### Record extracts

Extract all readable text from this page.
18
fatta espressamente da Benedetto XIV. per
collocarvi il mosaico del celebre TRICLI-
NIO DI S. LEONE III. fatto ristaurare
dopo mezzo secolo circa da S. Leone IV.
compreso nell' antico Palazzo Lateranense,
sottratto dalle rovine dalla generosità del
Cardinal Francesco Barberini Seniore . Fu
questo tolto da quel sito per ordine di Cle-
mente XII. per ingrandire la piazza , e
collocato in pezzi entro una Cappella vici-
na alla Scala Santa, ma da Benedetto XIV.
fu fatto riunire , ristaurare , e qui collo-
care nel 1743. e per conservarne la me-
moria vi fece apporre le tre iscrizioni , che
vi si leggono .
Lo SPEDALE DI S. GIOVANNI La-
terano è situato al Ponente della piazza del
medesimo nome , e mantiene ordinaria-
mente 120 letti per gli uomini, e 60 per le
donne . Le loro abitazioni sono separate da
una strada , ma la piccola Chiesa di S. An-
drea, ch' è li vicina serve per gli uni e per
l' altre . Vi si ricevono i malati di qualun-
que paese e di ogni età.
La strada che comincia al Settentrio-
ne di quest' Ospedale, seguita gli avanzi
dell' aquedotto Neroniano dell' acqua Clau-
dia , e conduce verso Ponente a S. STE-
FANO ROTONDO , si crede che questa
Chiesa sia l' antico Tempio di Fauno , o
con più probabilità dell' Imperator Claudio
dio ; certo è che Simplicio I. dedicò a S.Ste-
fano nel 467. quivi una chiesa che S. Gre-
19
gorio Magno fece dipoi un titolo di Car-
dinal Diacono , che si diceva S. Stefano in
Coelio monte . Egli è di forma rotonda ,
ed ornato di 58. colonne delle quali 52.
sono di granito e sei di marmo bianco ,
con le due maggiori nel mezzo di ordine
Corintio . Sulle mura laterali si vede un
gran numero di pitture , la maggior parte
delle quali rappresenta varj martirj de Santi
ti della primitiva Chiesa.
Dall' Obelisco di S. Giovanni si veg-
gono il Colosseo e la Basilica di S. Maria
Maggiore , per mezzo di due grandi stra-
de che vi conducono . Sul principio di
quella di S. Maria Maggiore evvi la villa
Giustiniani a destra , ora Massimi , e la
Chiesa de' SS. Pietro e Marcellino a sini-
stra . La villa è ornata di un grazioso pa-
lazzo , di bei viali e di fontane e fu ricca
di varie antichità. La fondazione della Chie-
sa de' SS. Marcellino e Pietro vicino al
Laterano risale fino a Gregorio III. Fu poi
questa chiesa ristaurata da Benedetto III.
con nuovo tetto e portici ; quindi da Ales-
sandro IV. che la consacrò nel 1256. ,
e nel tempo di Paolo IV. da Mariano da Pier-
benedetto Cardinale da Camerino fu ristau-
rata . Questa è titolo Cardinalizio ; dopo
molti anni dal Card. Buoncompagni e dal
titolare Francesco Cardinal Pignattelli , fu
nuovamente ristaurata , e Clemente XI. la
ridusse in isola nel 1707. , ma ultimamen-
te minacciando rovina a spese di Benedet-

######

▸ Problem to solve
Print back all the lines verbatim.

▸ Answer to this exercise
Extract all readable text from this page.
18
fatta espressamente da Benedetto XIV. per
collocarvi il mosaico del celebre TRICLI-
NIO DI S. LEONE III. fatto ristaurare
dopo mezzo secolo circa da S. Leone IV.
compreso nell' antico Palazzo Lateranense,
sottratto dalle rovine dalla generosità del
Cardinal Francesco Barberini Seniore . Fu
questo tolto da quel sito per ordine di Cle-
mente XII. per ingrandire la piazza , e
collocato in pezzi entro una Cappella vici-
na alla Scala Santa, ma da Benedetto XIV.
fu fatto riunire , ristaurare , e qui collo-
care nel 1743. e per conservarne la me-
moria vi fece apporre le tre iscrizioni , che
vi si leggono .
Lo SPEDALE DI S. GIOVANNI La-
terano è situato al Ponente della piazza del
medesimo nome , e mantiene ordinaria-
mente 120 letti per gli uomini, e 60 per le
donne . Le loro abitazioni sono separate da
una strada , ma la piccola Chiesa di S. An-
drea, ch' è li vicina serve per gli uni e per
l' altre . Vi si ricevono i malati di qualun-
que paese e di ogni età.
La strada che comincia al Settentrio-
ne di quest' Ospedale, seguita gli avanzi
dell' aquedotto Neroniano dell' acqua Clau-
dia , e conduce verso Ponente a S. STE-
FANO ROTONDO , si crede che questa
Chiesa sia l' antico Tempio di Fauno , o
con più probabilità dell' Imperator Claudio
dio ; certo è che Simplicio I. dedicò a S.Ste-
fano nel 467. quivi una chiesa che S. Gre-
19
gorio Magno fece dipoi un titolo di Car-
dinal Diacono , che si diceva S. Stefano in
Coelio monte . Egli è di forma rotonda ,
ed ornato di 58. colonne delle quali 52.
sono di granito e sei di marmo bianco ,
con le due maggiori nel mezzo di ordine
Corintio . Sulle mura laterali si vede un
gran numero di pitture , la maggior parte
delle quali rappresenta varj martirj de Santi
ti della primitiva Chiesa.
Dall' Obelisco di S. Giovanni si veg-
gono il Colosseo e la Basilica di S. Maria
Maggiore , per mezzo di due grandi stra-
de che vi conducono . Sul principio di
quella di S. Maria Maggiore evvi la villa
Giustiniani a destra , ora Massimi , e la
Chiesa de' SS. Pietro e Marcellino a sini-
stra . La villa è ornata di un grazioso pa-
lazzo , di bei viali e di fontane e fu ricca
di varie antichità. La fondazione della Chie-
sa de' SS. Marcellino e Pietro vicino al
Laterano risale fino a Gregorio III. Fu poi
questa chiesa ristaurata da Benedetto III.
con nuovo tetto e portici ; quindi da Ales-
sandro IV. che la consacrò nel 1256. ,
e nel tempo di Paolo IV. da Mariano da Pier-
benedetto Cardinale da Camerino fu ristau-
rata . Questa è titolo Cardinalizio ; dopo
molti anni dal Card. Buoncompagni e dal
titolare Francesco Cardinal Pignattelli , fu
nuovamente ristaurata , e Clemente XI. la
ridusse in isola nel 1707. , ma ultimamen-
te minacciando rovina a spese di Benedet-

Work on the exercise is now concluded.